Gentoo Forums
Gentoo Forums
Gentoo Forums
Quick Search: in
Redirecting stdin to parallel scripts
View unanswered posts
View posts from last 24 hours

 
Reply to topic    Gentoo Forums Forum Index Other Things Gentoo
View previous topic :: View next topic  
Author Message
tkzv
Tux's lil' helper
Tux's lil' helper


Joined: 22 Aug 2014
Posts: 92

PostPosted: Sun Feb 09, 2025 2:59 am    Post subject: Redirecting stdin to parallel scripts Reply with quote

I use a simple script to recognize text from screenshots with a hotkey:
Code:
xclip -out -selection clipboard -target image/jpeg | { tesseract - - -l eng+fra+esp; echo ; } | xclip -selection clipboard -in


Sometimes, the screenshot isn't contrasting enough, or the background varies too much, or some other trouble... I found that the quickest solution is OCRing the image at several different gamma values and picking the best (parts) in the text editor. I wrote the following script that does not need any temporary files:

Code:
function ocr () ( tesseract - - -l eng+fra+esp; echo $1 ; echo ; )

function vary_gamma () ( echo $1; convert - -gamma $1 -format jpeg - | ocr $1 )

xclip -out -selection clipboard -target image/jpeg | tee \
        >( vary_gamma 0.0625 ) \
        >( vary_gamma 8 ) \
        >( vary_gamma 0.125 ) \
        >( vary_gamma 4 ) \
        >( vary_gamma 0.25 ) \
        >( vary_gamma 2 ) \
        >( vary_gamma 0.5 ) \
        >( echo 1; ocr 1 ) \
        > /dev/null \
    | xclip -selection clipboard -in


There are several problems with it:
    1. The output from different subprocesses is mixed. This doesn't seem to be a problem with the recognized text, as Tesseract seems to output it as a single chunk, but the first `echo $1` is printed separately. How do I post all output from a vary_gamma instance as a single unbroken piece of text?
    2. All processes try to run simultaneously. I didn't quite understand how it is organized, but on an 8-core processor the number of parallel tesseract processes never exceeded 8, and each OCR task created 2 processes. The results are output in the opposite order, in this case 1 - 0.5 - 2 0.25 - 4 - 0.125 - 8 - 0.0625. Sometimes I need to maximize the number of jobs, sometimes I need to run them sequentially. Is there a simple way to organize them like GNU Parallel does?
    3. Is it possible to write this shorter, for example instead of writing each gamma on a separate line use a for loop? Like
    Code:

    ... | tee >( ocr 1 ) >( for gamma in 0.5 2 0.25 4 0.125 8 0.0625; do tee >( vary_gamma $gamma ) ; done ) | ...

    (I know this doesn't work.)
Back to top
View user's profile Send private message
Goverp
Advocate
Advocate


Joined: 07 Mar 2007
Posts: 2204

PostPosted: Sun Feb 09, 2025 10:15 am    Post subject: Reply with quote

You possibly already know this, but tesseract is limited to 4 threads - it's a design feature that I suspect is left over from the days when most processors had fewer than 4 CPUs...
_________________
Greybeard
Back to top
View user's profile Send private message
tkzv
Tux's lil' helper
Tux's lil' helper


Joined: 22 Aug 2014
Posts: 92

PostPosted: Sun Feb 09, 2025 10:46 am    Post subject: Reply with quote

Goverp wrote:
You possibly already know this, but tesseract is limited to 4 threads - it's a design feature that I suspect is left over from the days when most processors had fewer than 4 CPUs...

▶ **EXERCISE REQUIREMENTS**
Quote the forum thread on redirecting stdin to parallel scripts word for word. Begin at the words "2. All processes" and stop after "this doesn't work.)". The data that comes next isn't needed.

▶ **PROVIDED INFORMATION**
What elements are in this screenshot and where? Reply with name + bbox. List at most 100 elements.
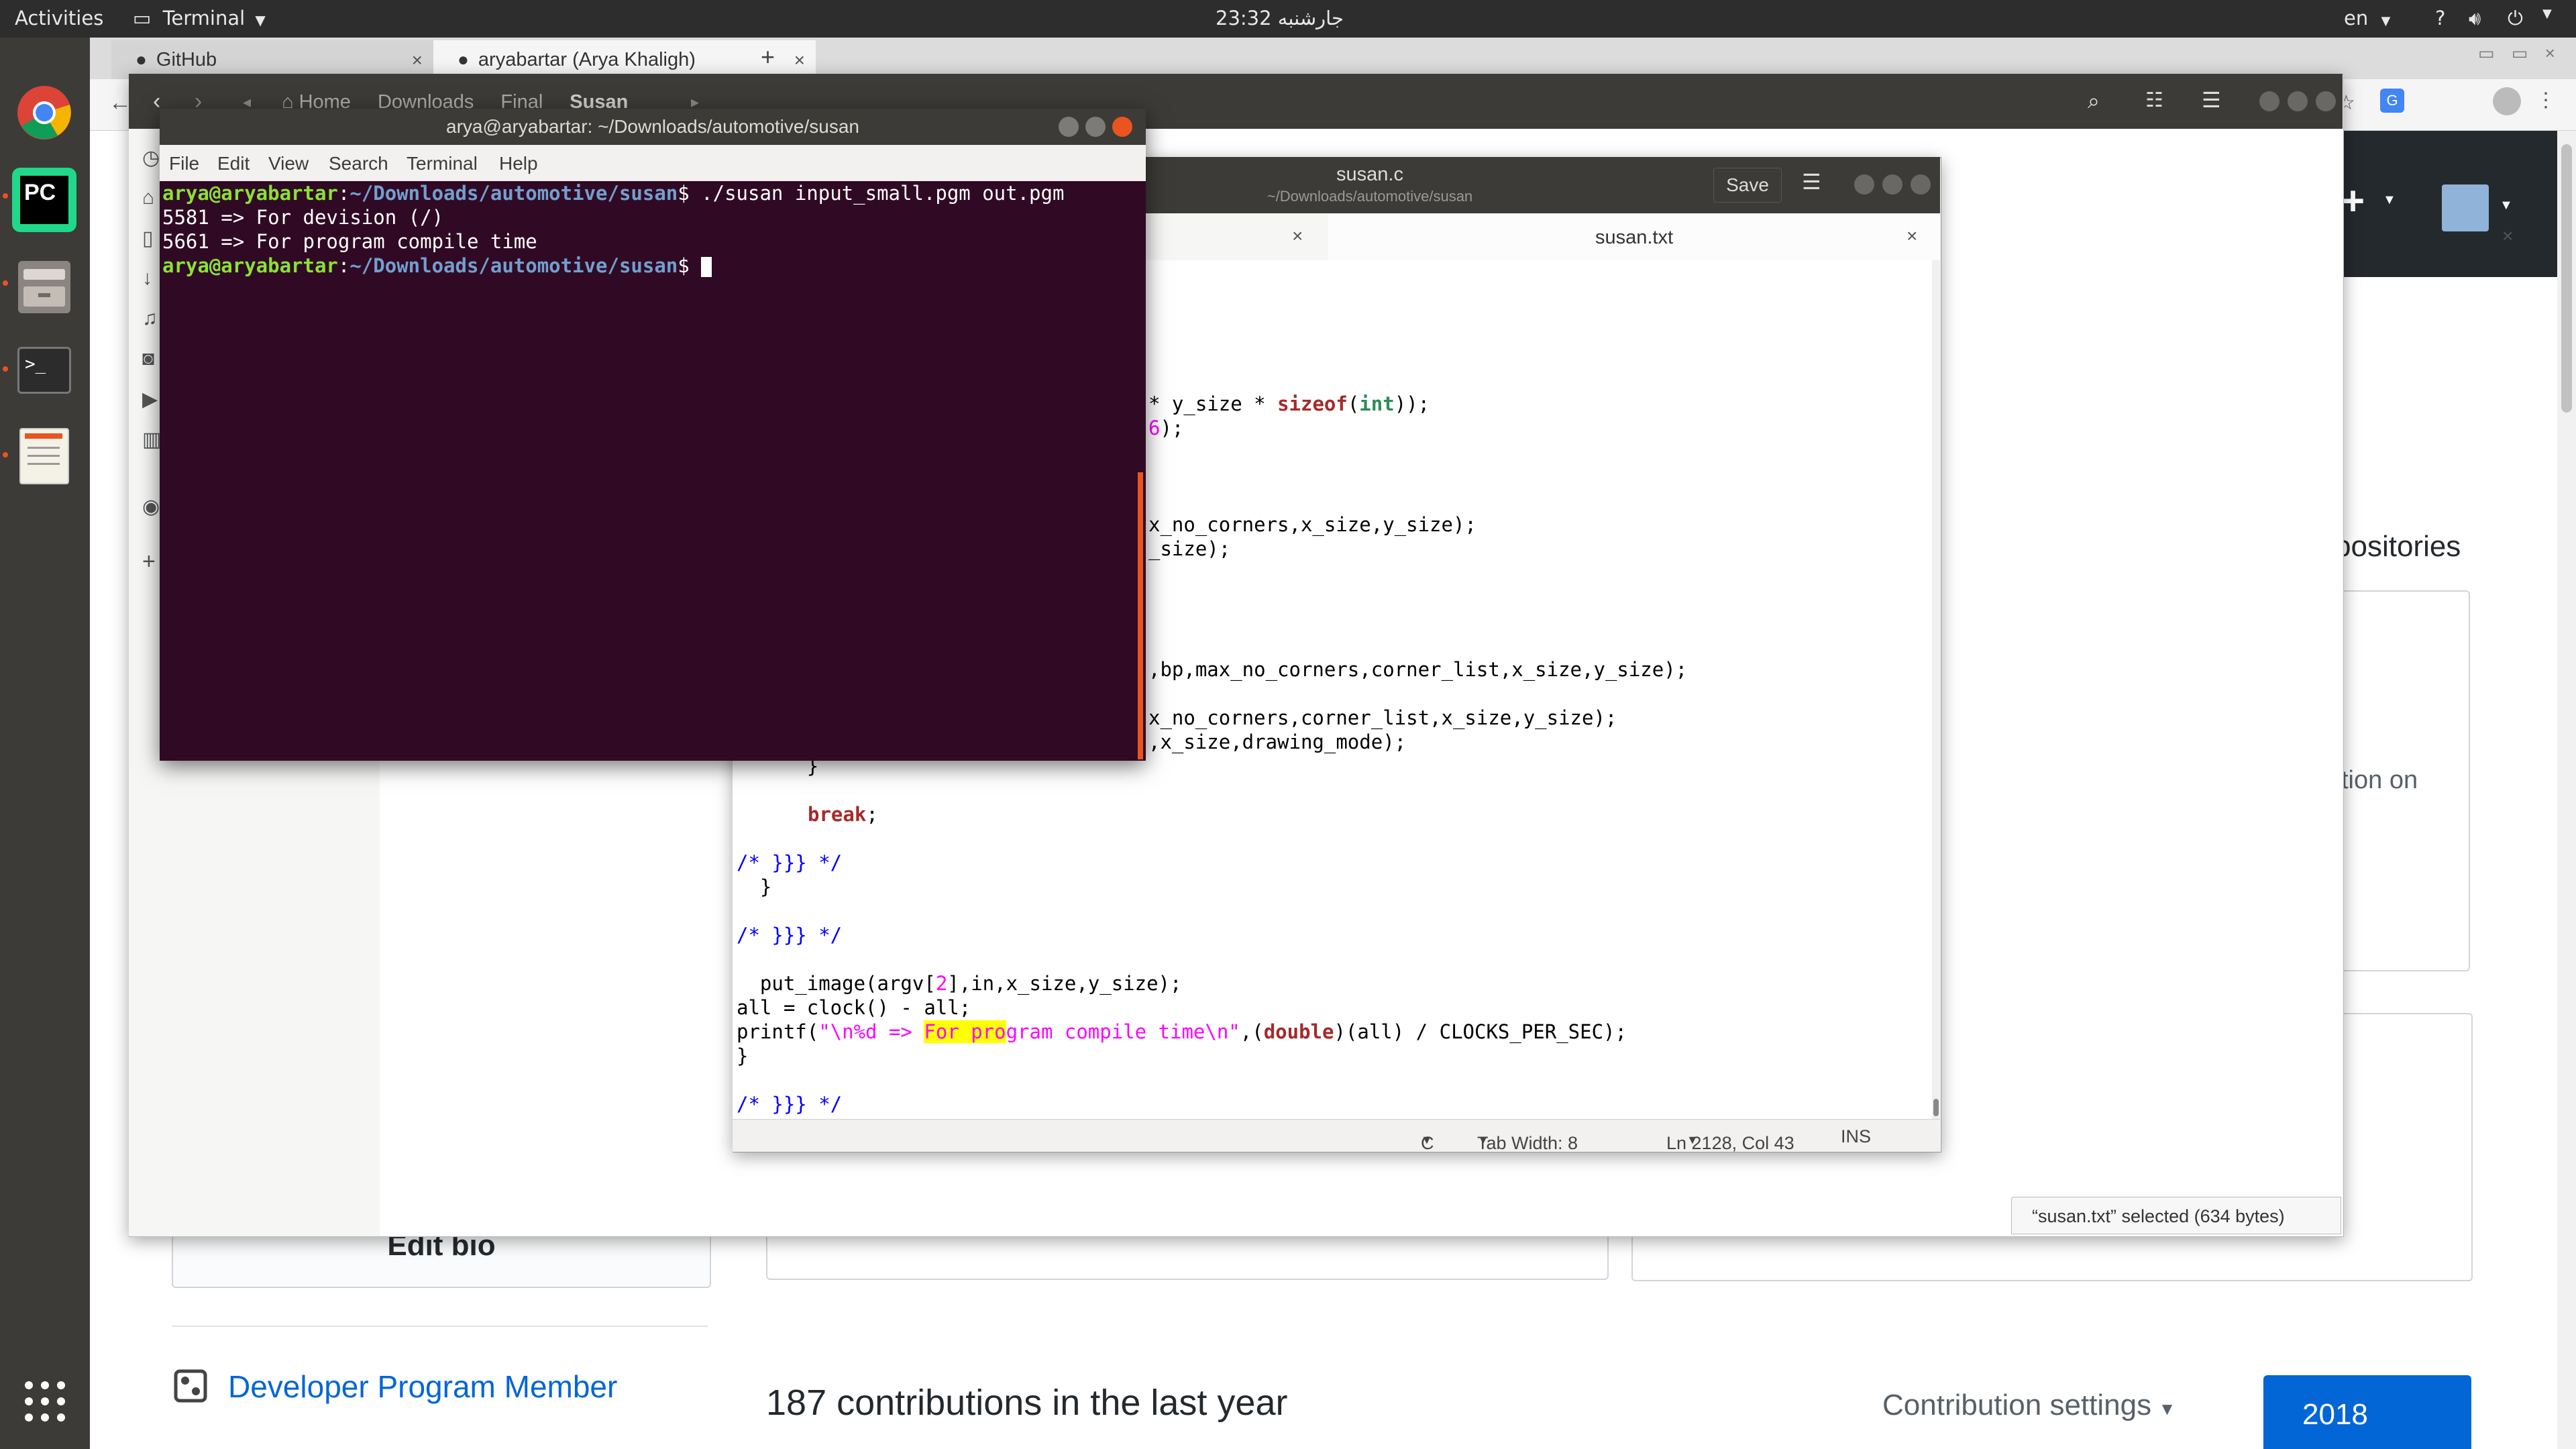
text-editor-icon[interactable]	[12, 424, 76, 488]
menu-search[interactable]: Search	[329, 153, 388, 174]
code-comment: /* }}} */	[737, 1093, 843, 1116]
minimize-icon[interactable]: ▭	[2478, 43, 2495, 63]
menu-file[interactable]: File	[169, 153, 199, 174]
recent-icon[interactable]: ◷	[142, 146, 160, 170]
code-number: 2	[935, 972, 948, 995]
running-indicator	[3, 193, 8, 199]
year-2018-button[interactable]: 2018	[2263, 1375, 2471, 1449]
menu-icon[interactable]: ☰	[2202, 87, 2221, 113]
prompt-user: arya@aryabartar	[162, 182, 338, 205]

▶ **TASK SOLUTION**
2. All processes try to run simultaneously. I didn't quite understand how it is organized, but on an 8-core processor the number of parallel tesseract processes never exceeded 8, and each OCR task created 2 processes. The results are output in the opposite order, in this case 1 - 0.5 - 2 0.25 - 4 - 0.125 - 8 - 0.0625. Sometimes I need to maximize the number of jobs, sometimes I need to run them sequentially. Is there a simple way to organize them like GNU Parallel does?
    3. Is it possible to write this shorter, for example instead of writing each gamma on a separate line use a for loop? Like
    Code:

    ... | tee >( ocr 1 ) >( for gamma in 0.5 2 0.25 4 0.125 8 0.0625; do tee >( vary_gamma $gamma ) ; done ) | ...

    (I know this doesn't work.)